- _Supplied records_
____________

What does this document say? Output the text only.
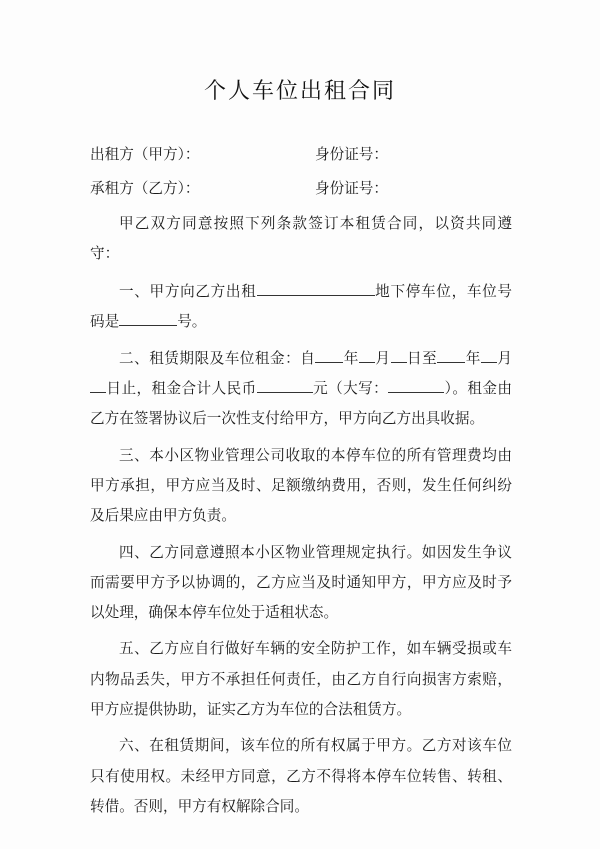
个人车位出租合同
出租方（甲方）：	身份证号：
承租方（乙方）：	身份证号：

甲乙双方同意按照下列条款签订本租赁合同，以资共同遵守：

一、甲方向乙方出租	地下停车位，车位号码是	号。

二、租赁期限及车位租金：自 年 月 日至 年 月日止，租金合计人民币	元（大写：	）。租金由乙方在签署协议后一次性支付给甲方，甲方向乙方出具收据。

三、本小区物业管理公司收取的本停车位的所有管理费均由甲方承担，甲方应当及时、足额缴纳费用，否则，发生任何纠纷及后果应由甲方负责。

四、乙方同意遵照本小区物业管理规定执行。如因发生争议而需要甲方予以协调的，乙方应当及时通知甲方，甲方应及时予以处理，确保本停车位处于适租状态。

五、乙方应自行做好车辆的安全防护工作，如车辆受损或车内物品丢失，甲方不承担任何责任，由乙方自行向损害方索赔，甲方应提供协助，证实乙方为车位的合法租赁方。

六、在租赁期间，该车位的所有权属于甲方。乙方对该车位只有使用权。未经甲方同意，乙方不得将本停车位转售、转租、转借。否则，甲方有权解除合同。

____________

- _Brief_
Every line is to be duplicated exactly, though pictures stay out.

- _The output_
What does this document say? Output the text only.
个人车位出租合同
出租方（甲方）：	身份证号：
承租方（乙方）：	身份证号：

甲乙双方同意按照下列条款签订本租赁合同，以资共同遵守：

一、甲方向乙方出租	地下停车位，车位号码是	号。

二、租赁期限及车位租金：自 年 月 日至 年 月日止，租金合计人民币	元（大写：	）。租金由乙方在签署协议后一次性支付给甲方，甲方向乙方出具收据。

三、本小区物业管理公司收取的本停车位的所有管理费均由甲方承担，甲方应当及时、足额缴纳费用，否则，发生任何纠纷及后果应由甲方负责。

四、乙方同意遵照本小区物业管理规定执行。如因发生争议而需要甲方予以协调的，乙方应当及时通知甲方，甲方应及时予以处理，确保本停车位处于适租状态。

五、乙方应自行做好车辆的安全防护工作，如车辆受损或车内物品丢失，甲方不承担任何责任，由乙方自行向损害方索赔，甲方应提供协助，证实乙方为车位的合法租赁方。

六、在租赁期间，该车位的所有权属于甲方。乙方对该车位只有使用权。未经甲方同意，乙方不得将本停车位转售、转租、转借。否则，甲方有权解除合同。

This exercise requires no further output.